— start of RECORDS FOR THIS EXERCISE —

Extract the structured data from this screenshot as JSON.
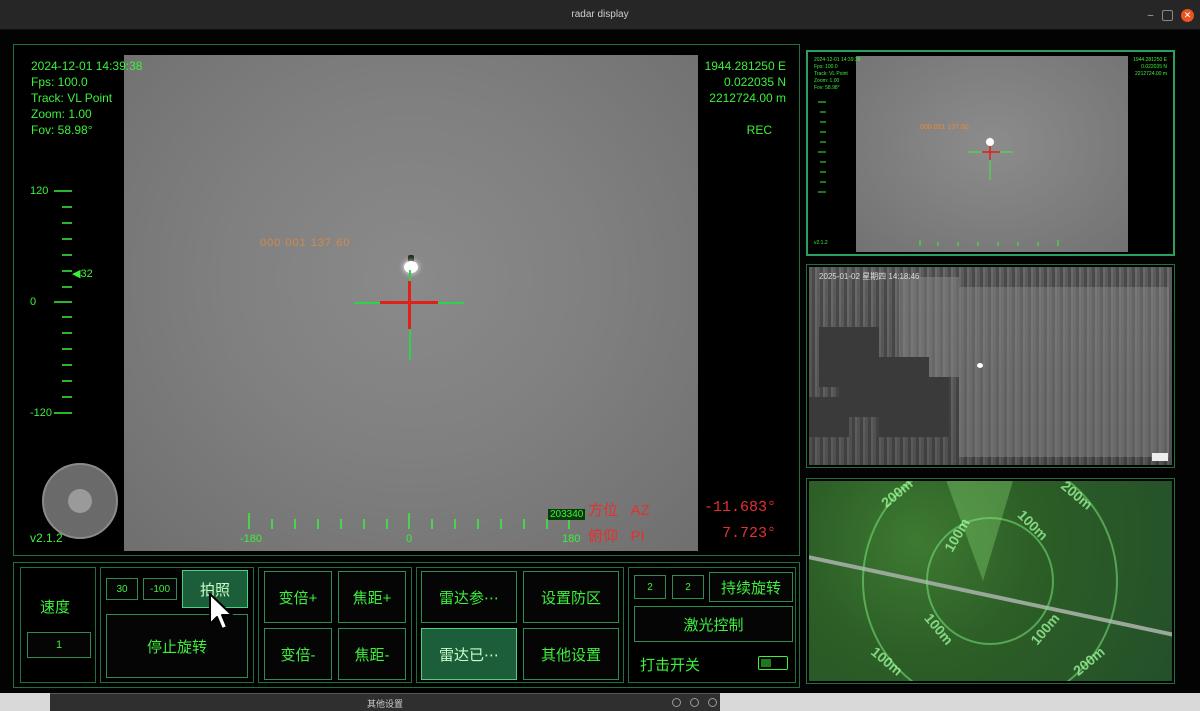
{
  "window": {
    "title": "radar display"
  },
  "main_view": {
    "osd_left": [
      "2024-12-01 14:39:38",
      "Fps: 100.0",
      "Track: VL Point",
      "Zoom: 1.00",
      "Fov: 58.98°"
    ],
    "osd_right": [
      "1944.281250 E",
      "0.022035 N",
      "2212724.00 m"
    ],
    "rec": "REC",
    "version": "v2.1.2",
    "pitch_scale": [
      "120",
      "0",
      "-120"
    ],
    "pitch_marker": "◀32",
    "az_scale": [
      "-180",
      "0",
      "180"
    ],
    "target_label": "000 001 137.60",
    "badge": "203340",
    "az_label": "方位",
    "az_code": "AZ",
    "az_value": "-11.683°",
    "pi_label": "俯仰",
    "pi_code": "PI",
    "pi_value": "7.723°"
  },
  "thumb": {
    "osd_left": [
      "2024-12-01 14:39:38",
      "Fps: 100.0",
      "Track: VL Point",
      "Zoom: 1.00",
      "Fov: 58.98°"
    ],
    "osd_right": [
      "1944.281250 E",
      "0.022035 N",
      "2212724.00 m"
    ],
    "label": "000 001 137.60",
    "version": "v2.1.2"
  },
  "radar_image": {
    "header": "2025-01-02 星期四 14:18:46"
  },
  "map": {
    "ring_labels": [
      "200m",
      "100m",
      "100m",
      "100m",
      "100m",
      "100m",
      "200m",
      "200m"
    ]
  },
  "controls": {
    "speed_label": "速度",
    "speed_value": "1",
    "val_30": "30",
    "val_neg100": "-100",
    "btn_photo": "拍照",
    "btn_stop_rotate": "停止旋转",
    "btn_zoom_in": "变倍+",
    "btn_zoom_out": "变倍-",
    "btn_focus_in": "焦距+",
    "btn_focus_out": "焦距-",
    "btn_radar_param": "雷达参⋯",
    "btn_radar_started": "雷达已⋯",
    "btn_set_zone": "设置防区",
    "btn_other_settings": "其他设置",
    "val_2a": "2",
    "val_2b": "2",
    "btn_continuous_rotate": "持续旋转",
    "btn_laser": "激光控制",
    "strike_label": "打击开关"
  },
  "taskbar": {
    "title": "其他设置"
  },
  "colors": {
    "osd_green": "#3cf03c",
    "alert_red": "#e53030",
    "accent_orange": "#e88a3a",
    "close_orange": "#e95420"
  }
}
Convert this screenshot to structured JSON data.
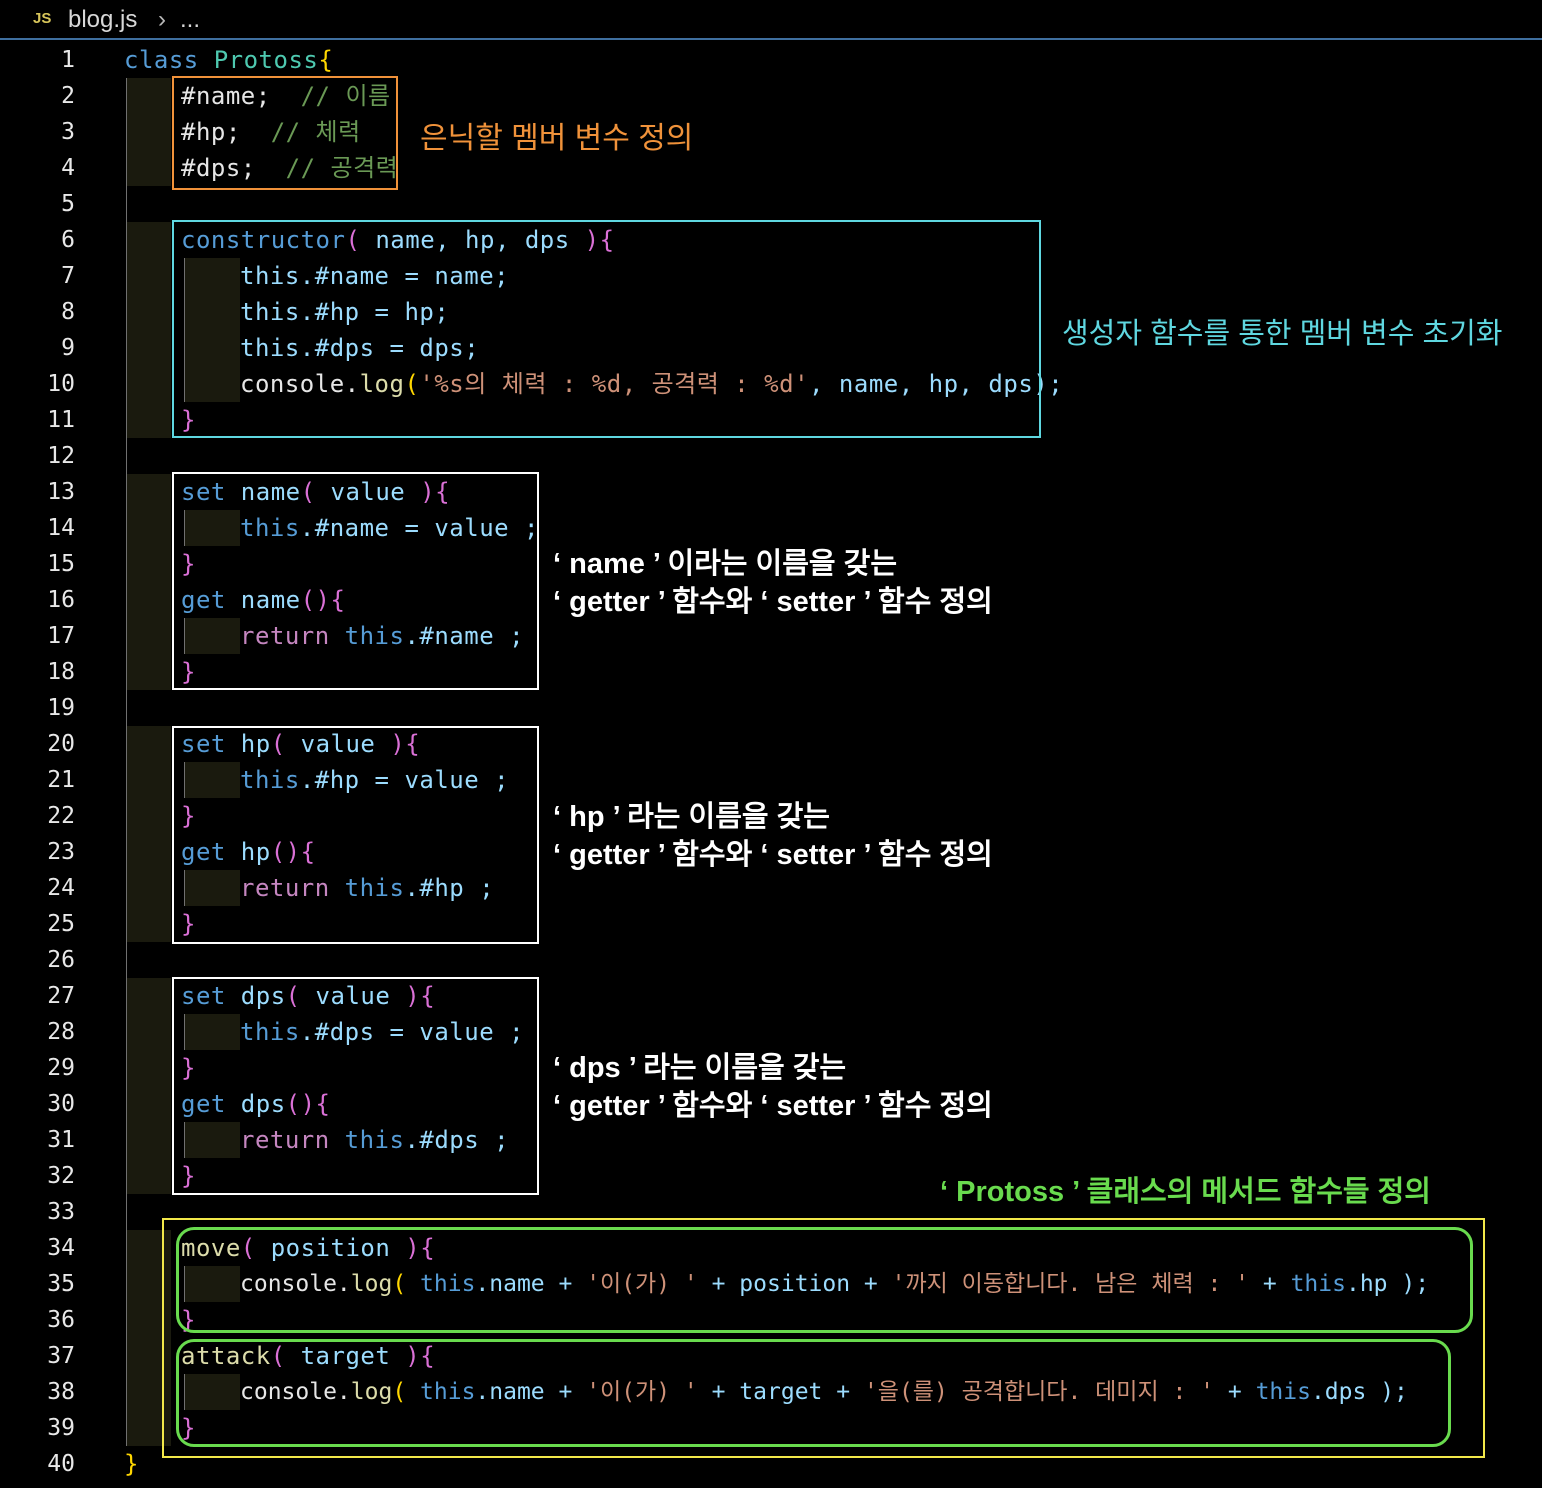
{
  "tab": {
    "icon_text": "JS",
    "filename": "blog.js",
    "chevron": "›",
    "more": "..."
  },
  "line_numbers": [
    "1",
    "2",
    "3",
    "4",
    "5",
    "6",
    "7",
    "8",
    "9",
    "10",
    "11",
    "12",
    "13",
    "14",
    "15",
    "16",
    "17",
    "18",
    "19",
    "20",
    "21",
    "22",
    "23",
    "24",
    "25",
    "26",
    "27",
    "28",
    "29",
    "30",
    "31",
    "32",
    "33",
    "34",
    "35",
    "36",
    "37",
    "38",
    "39",
    "40"
  ],
  "code": {
    "l1_class": "class",
    "l1_name": "Protoss",
    "l1_brace": "{",
    "l2_field": "#name;",
    "l2_comment": "// 이름",
    "l3_field": "#hp;",
    "l3_comment": "// 체력",
    "l4_field": "#dps;",
    "l4_comment": "// 공격력",
    "l6_kw": "constructor",
    "l6_open": "(",
    "l6_params": " name, hp, dps ",
    "l6_close": "){",
    "l7": "this.#name = name;",
    "l8": "this.#hp = hp;",
    "l9": "this.#dps = dps;",
    "l10_a": "console.",
    "l10_b": "log",
    "l10_c": "(",
    "l10_str": "'%s의 체력 : %d, 공격력 : %d'",
    "l10_d": ", name, hp, dps);",
    "close_brace": "}",
    "l13_kw": "set",
    "l13_name": " name",
    "l13_open": "(",
    "l13_param": " value ",
    "l13_close": "){",
    "l14_this": "this",
    "l14_rest": ".#name = value ;",
    "l16_kw": "get",
    "l16_name": " name",
    "l16_close": "(){",
    "l17_ret": "return",
    "l17_this": " this",
    "l17_rest": ".#name ;",
    "l20_kw": "set",
    "l20_name": " hp",
    "l20_open": "(",
    "l20_param": " value ",
    "l20_close": "){",
    "l21_this": "this",
    "l21_rest": ".#hp = value ;",
    "l23_kw": "get",
    "l23_name": " hp",
    "l23_close": "(){",
    "l24_ret": "return",
    "l24_this": " this",
    "l24_rest": ".#hp ;",
    "l27_kw": "set",
    "l27_name": " dps",
    "l27_open": "(",
    "l27_param": " value ",
    "l27_close": "){",
    "l28_this": "this",
    "l28_rest": ".#dps = value ;",
    "l30_kw": "get",
    "l30_name": " dps",
    "l30_close": "(){",
    "l31_ret": "return",
    "l31_this": " this",
    "l31_rest": ".#dps ;",
    "l34_fn": "move",
    "l34_open": "(",
    "l34_param": " position ",
    "l34_close": "){",
    "l35_a": "console.",
    "l35_b": "log",
    "l35_c": "( ",
    "l35_this": "this",
    "l35_d": ".name + ",
    "l35_s1": "'이(가) '",
    "l35_e": " + position + ",
    "l35_s2": "'까지 이동합니다. 남은 체력 : '",
    "l35_f": " + ",
    "l35_this2": "this",
    "l35_g": ".hp );",
    "l37_fn": "attack",
    "l37_open": "(",
    "l37_param": " target ",
    "l37_close": "){",
    "l38_a": "console.",
    "l38_b": "log",
    "l38_c": "( ",
    "l38_this": "this",
    "l38_d": ".name + ",
    "l38_s1": "'이(가) '",
    "l38_e": " + target + ",
    "l38_s2": "'을(를) 공격합니다. 데미지 : '",
    "l38_f": " + ",
    "l38_this2": "this",
    "l38_g": ".dps );",
    "l40_brace": "}"
  },
  "annotations": {
    "private_fields": "은닉할 멤버 변수 정의",
    "constructor": "생성자 함수를 통한 멤버 변수 초기화",
    "name_line1": "‘ name ’ 이라는 이름을 갖는",
    "name_line2": "‘ getter ’ 함수와 ‘ setter ’ 함수 정의",
    "hp_line1": "‘ hp ’ 라는 이름을 갖는",
    "hp_line2": "‘ getter ’ 함수와 ‘ setter ’ 함수 정의",
    "dps_line1": "‘ dps ’ 라는 이름을 갖는",
    "dps_line2": "‘ getter ’ 함수와 ‘ setter ’ 함수 정의",
    "methods": "‘ Protoss ’ 클래스의 메서드 함수들 정의"
  },
  "colors": {
    "orange_box": "#f0923a",
    "cyan_box": "#5fd7e0",
    "white_box": "#ffffff",
    "yellow_box": "#f2e84a",
    "green_box": "#69db4e"
  }
}
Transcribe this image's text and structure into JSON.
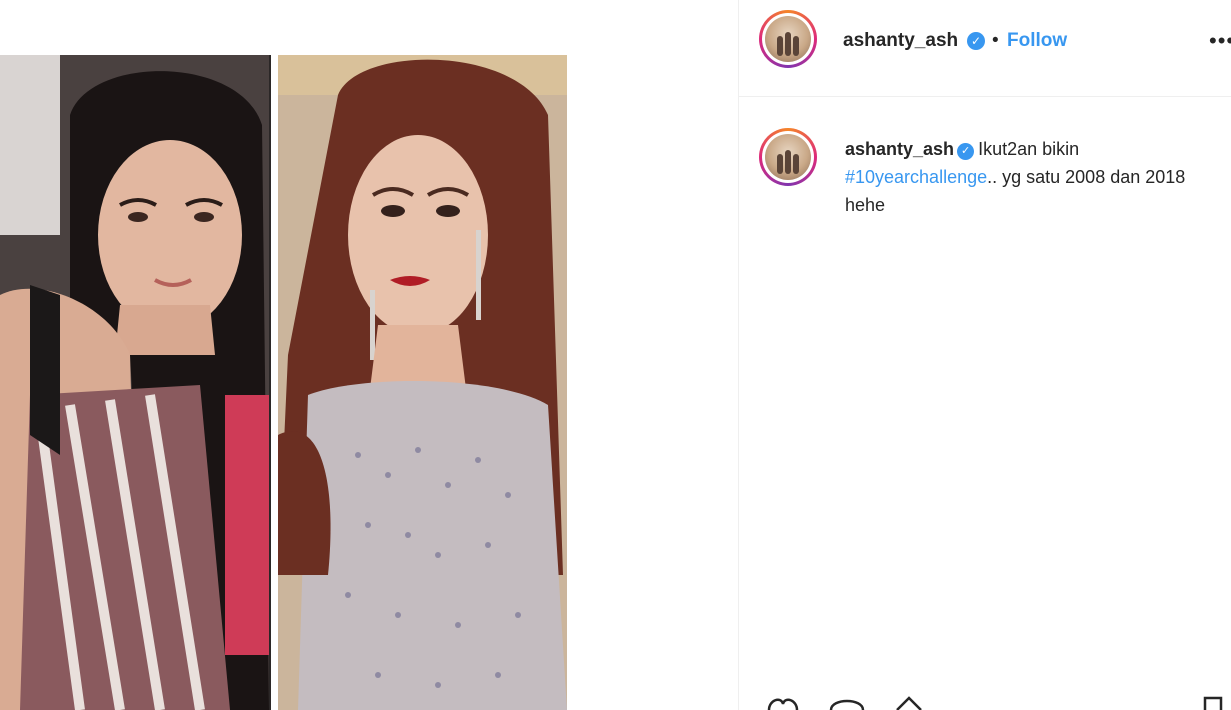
{
  "post": {
    "username": "ashanty_ash",
    "separator": "•",
    "follow_label": "Follow",
    "more_label": "•••",
    "verified_mark": "✓"
  },
  "caption": {
    "username": "ashanty_ash",
    "text_before": "Ikut2an bikin ",
    "hashtag": "#10yearchallenge",
    "text_after": ".. yg satu 2008 dan 2018 hehe"
  },
  "icons": {
    "like": "heart-icon",
    "comment": "comment-icon",
    "share": "share-icon",
    "save": "bookmark-icon",
    "verified": "verified-badge-icon",
    "more": "more-options-icon"
  },
  "colors": {
    "accent": "#3897f0",
    "text": "#262626",
    "divider": "#efefef"
  }
}
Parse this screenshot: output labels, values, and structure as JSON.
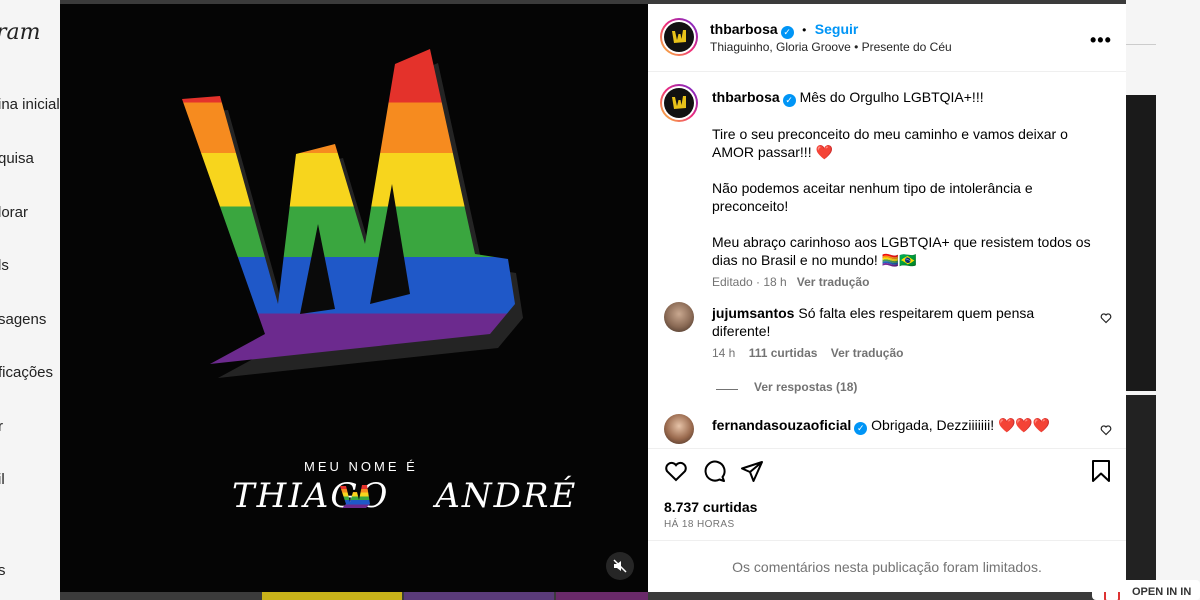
{
  "background": {
    "logo": "ram",
    "nav": [
      "ina inicial",
      "quisa",
      "lorar",
      "ls",
      "sagens",
      "ficações",
      "r",
      "il",
      "s"
    ],
    "open_in": "OPEN IN IN"
  },
  "media": {
    "caption_top": "MEU NOME É",
    "caption_left": "THIAGO",
    "caption_right": "ANDRÉ",
    "mute_icon": "speaker-muted-icon"
  },
  "header": {
    "username": "thbarbosa",
    "separator": "•",
    "follow": "Seguir",
    "audio": "Thiaguinho, Gloria Groove • Presente do Céu",
    "more": "•••"
  },
  "caption": {
    "username": "thbarbosa",
    "title": "Mês do Orgulho LGBTQIA+!!!",
    "para1": "Tire o seu preconceito do meu caminho e vamos deixar o AMOR passar!!! ❤️",
    "para2": "Não podemos aceitar nenhum tipo de intolerância e preconceito!",
    "para3": "Meu abraço carinhoso aos LGBTQIA+ que resistem todos os dias no Brasil e no mundo! 🏳️‍🌈🇧🇷",
    "edited": "Editado · 18 h",
    "translate": "Ver tradução"
  },
  "comments": [
    {
      "username": "jujumsantos",
      "text": "Só falta eles respeitarem quem pensa diferente!",
      "time": "14 h",
      "likes": "111 curtidas",
      "translate": "Ver tradução",
      "replies": "Ver respostas (18)"
    },
    {
      "username": "fernandasouzaoficial",
      "text": "Obrigada, Dezziiiiiii! ❤️❤️❤️"
    }
  ],
  "actions": {
    "likes": "8.737 curtidas",
    "time": "HÁ 18 HORAS"
  },
  "footer": {
    "limited": "Os comentários nesta publicação foram limitados."
  },
  "colors": {
    "accent": "#0095f6",
    "rainbow": [
      "#e4322b",
      "#f68b1f",
      "#f7d51d",
      "#3aa63f",
      "#1f58c8",
      "#6c2a8e"
    ]
  }
}
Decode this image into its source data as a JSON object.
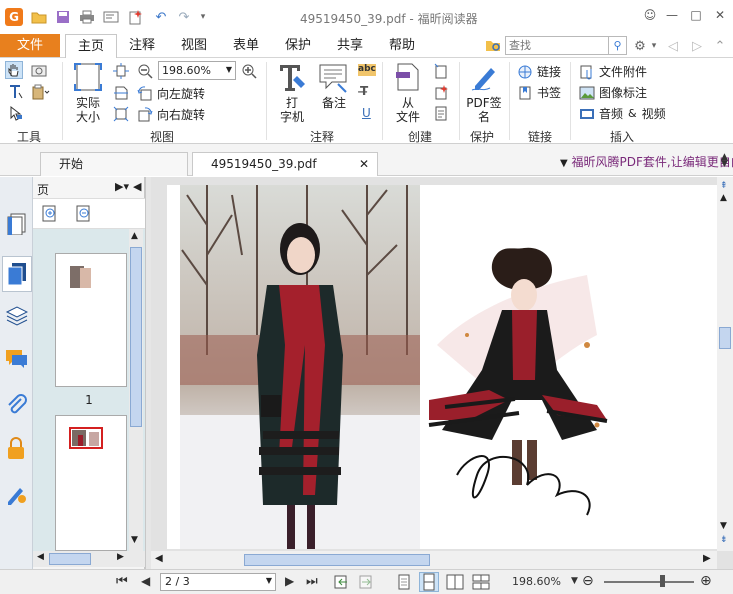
{
  "window": {
    "title": "49519450_39.pdf - 福昕阅读器",
    "app_icon_letter": "G",
    "controls": [
      "☺",
      "—",
      "□",
      "✕"
    ]
  },
  "quick_access": [
    "open-folder-icon",
    "save-icon",
    "print-icon",
    "email-icon",
    "new-icon",
    "undo-icon",
    "redo-icon",
    "customize-icon"
  ],
  "menu": {
    "file": "文件",
    "tabs": [
      "主页",
      "注释",
      "视图",
      "表单",
      "保护",
      "共享",
      "帮助"
    ],
    "active_tab": "主页",
    "search_placeholder": "查找"
  },
  "ribbon": {
    "groups": {
      "tools": "工具",
      "view": "视图",
      "comment": "注释",
      "create": "创建",
      "protect": "保护",
      "links": "链接",
      "insert": "插入"
    },
    "actual_size": [
      "实际",
      "大小"
    ],
    "zoom_value": "198.60%",
    "rotate_left": "向左旋转",
    "rotate_right": "向右旋转",
    "typewriter": [
      "打",
      "字机"
    ],
    "note": "备注",
    "from_file": [
      "从",
      "文件"
    ],
    "pdf_sign": [
      "PDF签",
      "名"
    ],
    "link": "链接",
    "bookmark": "书签",
    "file_attachment": "文件附件",
    "image_annotation": "图像标注",
    "audio_video": [
      "音频",
      "&",
      "视频"
    ]
  },
  "doc_tabs": {
    "start": "开始",
    "doc": "49519450_39.pdf",
    "promo": "福昕风腾PDF套件,让编辑更自由"
  },
  "panel": {
    "title": "页",
    "page_numbers": [
      "1"
    ]
  },
  "status": {
    "page_value": "2 / 3",
    "zoom": "198.60%"
  },
  "colors": {
    "accent": "#e8801e",
    "thumb_highlight": "#d42020",
    "scrollbar": "#c4d6ef"
  }
}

— end of RECORDS FOR THIS EXERCISE —

● **AIM**
Pick out all lines containing the string "structured".

● **THE REPLY**
Extract the structured data from this screenshot as JSON.
Convert this screenshot to structured JSON data.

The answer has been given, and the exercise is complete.